# TASK TO CARRY OUT:
Transcribe all records exactly.

** Begin RECORDS FOR THE EXERCISE **

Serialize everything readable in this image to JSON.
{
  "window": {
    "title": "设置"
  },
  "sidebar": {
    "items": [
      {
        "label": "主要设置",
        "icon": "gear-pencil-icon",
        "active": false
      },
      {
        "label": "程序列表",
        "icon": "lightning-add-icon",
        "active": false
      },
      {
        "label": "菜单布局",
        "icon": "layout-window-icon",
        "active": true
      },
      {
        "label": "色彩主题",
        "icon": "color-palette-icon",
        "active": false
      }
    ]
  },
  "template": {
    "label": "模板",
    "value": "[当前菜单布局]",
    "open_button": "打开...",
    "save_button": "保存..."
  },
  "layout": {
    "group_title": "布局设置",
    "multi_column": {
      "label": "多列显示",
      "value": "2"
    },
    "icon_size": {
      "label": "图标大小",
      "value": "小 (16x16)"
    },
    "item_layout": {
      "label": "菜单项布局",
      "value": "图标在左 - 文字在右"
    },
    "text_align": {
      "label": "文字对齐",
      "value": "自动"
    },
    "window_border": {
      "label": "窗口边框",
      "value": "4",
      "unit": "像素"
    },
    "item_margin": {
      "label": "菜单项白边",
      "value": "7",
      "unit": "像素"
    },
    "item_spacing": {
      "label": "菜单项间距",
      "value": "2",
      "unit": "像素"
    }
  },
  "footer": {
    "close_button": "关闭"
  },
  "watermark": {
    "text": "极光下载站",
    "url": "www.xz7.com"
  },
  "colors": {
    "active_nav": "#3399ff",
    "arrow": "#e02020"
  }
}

** End RECORDS FOR THE EXERCISE **

# EXERCISE OUTPUT:
Serialize everything readable in this image to JSON.
{
  "window": {
    "title": "设置"
  },
  "sidebar": {
    "items": [
      {
        "label": "主要设置",
        "icon": "gear-pencil-icon",
        "active": false
      },
      {
        "label": "程序列表",
        "icon": "lightning-add-icon",
        "active": false
      },
      {
        "label": "菜单布局",
        "icon": "layout-window-icon",
        "active": true
      },
      {
        "label": "色彩主题",
        "icon": "color-palette-icon",
        "active": false
      }
    ]
  },
  "template": {
    "label": "模板",
    "value": "[当前菜单布局]",
    "open_button": "打开...",
    "save_button": "保存..."
  },
  "layout": {
    "group_title": "布局设置",
    "multi_column": {
      "label": "多列显示",
      "value": "2"
    },
    "icon_size": {
      "label": "图标大小",
      "value": "小 (16x16)"
    },
    "item_layout": {
      "label": "菜单项布局",
      "value": "图标在左 - 文字在右"
    },
    "text_align": {
      "label": "文字对齐",
      "value": "自动"
    },
    "window_border": {
      "label": "窗口边框",
      "value": "4",
      "unit": "像素"
    },
    "item_margin": {
      "label": "菜单项白边",
      "value": "7",
      "unit": "像素"
    },
    "item_spacing": {
      "label": "菜单项间距",
      "value": "2",
      "unit": "像素"
    }
  },
  "footer": {
    "close_button": "关闭"
  },
  "watermark": {
    "text": "极光下载站",
    "url": "www.xz7.com"
  },
  "colors": {
    "active_nav": "#3399ff",
    "arrow": "#e02020"
  }
}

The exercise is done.